### DATA LINES
■ ■ ■ ■ ■
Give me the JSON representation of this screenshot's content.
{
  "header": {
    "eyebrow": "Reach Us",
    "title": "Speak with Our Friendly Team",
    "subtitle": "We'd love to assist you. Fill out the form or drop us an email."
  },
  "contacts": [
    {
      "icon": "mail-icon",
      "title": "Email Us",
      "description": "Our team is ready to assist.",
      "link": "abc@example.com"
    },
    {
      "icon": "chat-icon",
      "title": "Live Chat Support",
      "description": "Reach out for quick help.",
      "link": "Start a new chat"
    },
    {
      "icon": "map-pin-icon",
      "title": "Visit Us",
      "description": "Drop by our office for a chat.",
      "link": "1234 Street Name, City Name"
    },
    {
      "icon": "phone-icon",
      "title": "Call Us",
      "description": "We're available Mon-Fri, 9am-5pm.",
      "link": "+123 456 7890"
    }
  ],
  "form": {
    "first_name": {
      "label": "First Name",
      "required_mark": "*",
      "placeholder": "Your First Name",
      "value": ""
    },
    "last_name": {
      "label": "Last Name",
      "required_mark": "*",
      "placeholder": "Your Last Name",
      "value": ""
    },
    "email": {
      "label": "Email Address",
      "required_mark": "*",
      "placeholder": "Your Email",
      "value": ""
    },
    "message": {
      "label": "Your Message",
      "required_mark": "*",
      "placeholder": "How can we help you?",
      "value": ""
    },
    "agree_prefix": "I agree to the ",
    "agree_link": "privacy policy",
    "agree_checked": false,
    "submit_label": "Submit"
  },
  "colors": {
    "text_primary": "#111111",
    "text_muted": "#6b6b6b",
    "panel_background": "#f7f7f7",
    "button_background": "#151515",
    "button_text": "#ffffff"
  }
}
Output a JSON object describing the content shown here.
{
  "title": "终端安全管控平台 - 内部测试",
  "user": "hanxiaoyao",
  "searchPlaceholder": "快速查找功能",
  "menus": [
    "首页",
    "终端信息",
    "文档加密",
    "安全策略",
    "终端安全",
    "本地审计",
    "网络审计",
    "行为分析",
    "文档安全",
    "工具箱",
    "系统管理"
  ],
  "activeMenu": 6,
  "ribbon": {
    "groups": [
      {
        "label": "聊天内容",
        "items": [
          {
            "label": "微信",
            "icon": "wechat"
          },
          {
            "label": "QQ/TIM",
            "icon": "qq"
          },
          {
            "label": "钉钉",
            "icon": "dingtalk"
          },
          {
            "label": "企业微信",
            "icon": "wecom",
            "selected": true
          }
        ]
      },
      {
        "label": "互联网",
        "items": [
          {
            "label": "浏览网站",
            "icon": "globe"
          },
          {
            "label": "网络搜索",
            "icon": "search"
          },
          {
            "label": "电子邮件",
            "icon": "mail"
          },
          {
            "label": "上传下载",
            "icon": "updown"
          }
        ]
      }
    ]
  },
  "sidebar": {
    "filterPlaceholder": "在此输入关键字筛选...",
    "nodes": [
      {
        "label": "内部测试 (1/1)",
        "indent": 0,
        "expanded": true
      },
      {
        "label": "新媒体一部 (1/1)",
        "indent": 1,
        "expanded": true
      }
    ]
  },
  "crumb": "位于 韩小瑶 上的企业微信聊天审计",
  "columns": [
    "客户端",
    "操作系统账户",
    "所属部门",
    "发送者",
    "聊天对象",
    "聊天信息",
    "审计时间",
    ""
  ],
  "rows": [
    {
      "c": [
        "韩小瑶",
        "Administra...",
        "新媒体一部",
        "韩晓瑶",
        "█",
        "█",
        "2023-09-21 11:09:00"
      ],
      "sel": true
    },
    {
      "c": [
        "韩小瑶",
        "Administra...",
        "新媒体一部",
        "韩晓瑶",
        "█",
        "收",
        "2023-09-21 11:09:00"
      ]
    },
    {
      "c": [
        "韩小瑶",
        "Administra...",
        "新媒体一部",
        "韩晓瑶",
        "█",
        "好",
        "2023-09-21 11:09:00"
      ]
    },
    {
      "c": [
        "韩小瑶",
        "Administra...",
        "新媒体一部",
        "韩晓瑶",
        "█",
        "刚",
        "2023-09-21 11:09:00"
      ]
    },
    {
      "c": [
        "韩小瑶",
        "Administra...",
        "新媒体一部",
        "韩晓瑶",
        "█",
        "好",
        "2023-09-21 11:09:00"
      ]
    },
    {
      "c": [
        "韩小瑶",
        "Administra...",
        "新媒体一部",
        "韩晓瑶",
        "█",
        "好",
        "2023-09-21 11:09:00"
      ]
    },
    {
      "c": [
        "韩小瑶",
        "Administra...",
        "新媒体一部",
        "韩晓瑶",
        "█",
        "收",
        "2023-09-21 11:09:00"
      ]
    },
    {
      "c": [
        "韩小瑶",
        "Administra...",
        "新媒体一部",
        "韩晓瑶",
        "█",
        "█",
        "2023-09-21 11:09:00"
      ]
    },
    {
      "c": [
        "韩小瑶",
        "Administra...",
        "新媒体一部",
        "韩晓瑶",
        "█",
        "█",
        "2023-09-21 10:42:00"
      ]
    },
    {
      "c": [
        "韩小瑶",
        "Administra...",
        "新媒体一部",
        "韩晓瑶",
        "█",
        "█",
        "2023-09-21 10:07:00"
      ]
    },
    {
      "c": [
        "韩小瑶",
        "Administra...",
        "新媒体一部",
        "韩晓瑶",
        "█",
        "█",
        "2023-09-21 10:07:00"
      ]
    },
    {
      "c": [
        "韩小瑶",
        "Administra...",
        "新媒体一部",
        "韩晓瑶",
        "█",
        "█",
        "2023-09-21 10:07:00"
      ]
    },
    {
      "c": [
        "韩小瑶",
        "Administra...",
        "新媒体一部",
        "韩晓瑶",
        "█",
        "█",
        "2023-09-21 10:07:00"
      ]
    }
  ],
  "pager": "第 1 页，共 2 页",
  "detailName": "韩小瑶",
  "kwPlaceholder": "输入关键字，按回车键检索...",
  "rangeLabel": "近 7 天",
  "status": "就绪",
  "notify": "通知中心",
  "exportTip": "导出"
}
■ ■ ■ ■ ■
### YOUR GOAL
Scan the entries above for the word "description" and collect each line holding it.

### REPLY
      "description": "Our team is ready to assist.",
      "description": "Reach out for quick help.",
      "description": "Drop by our office for a chat.",
      "description": "We're available Mon-Fri, 9am-5pm.",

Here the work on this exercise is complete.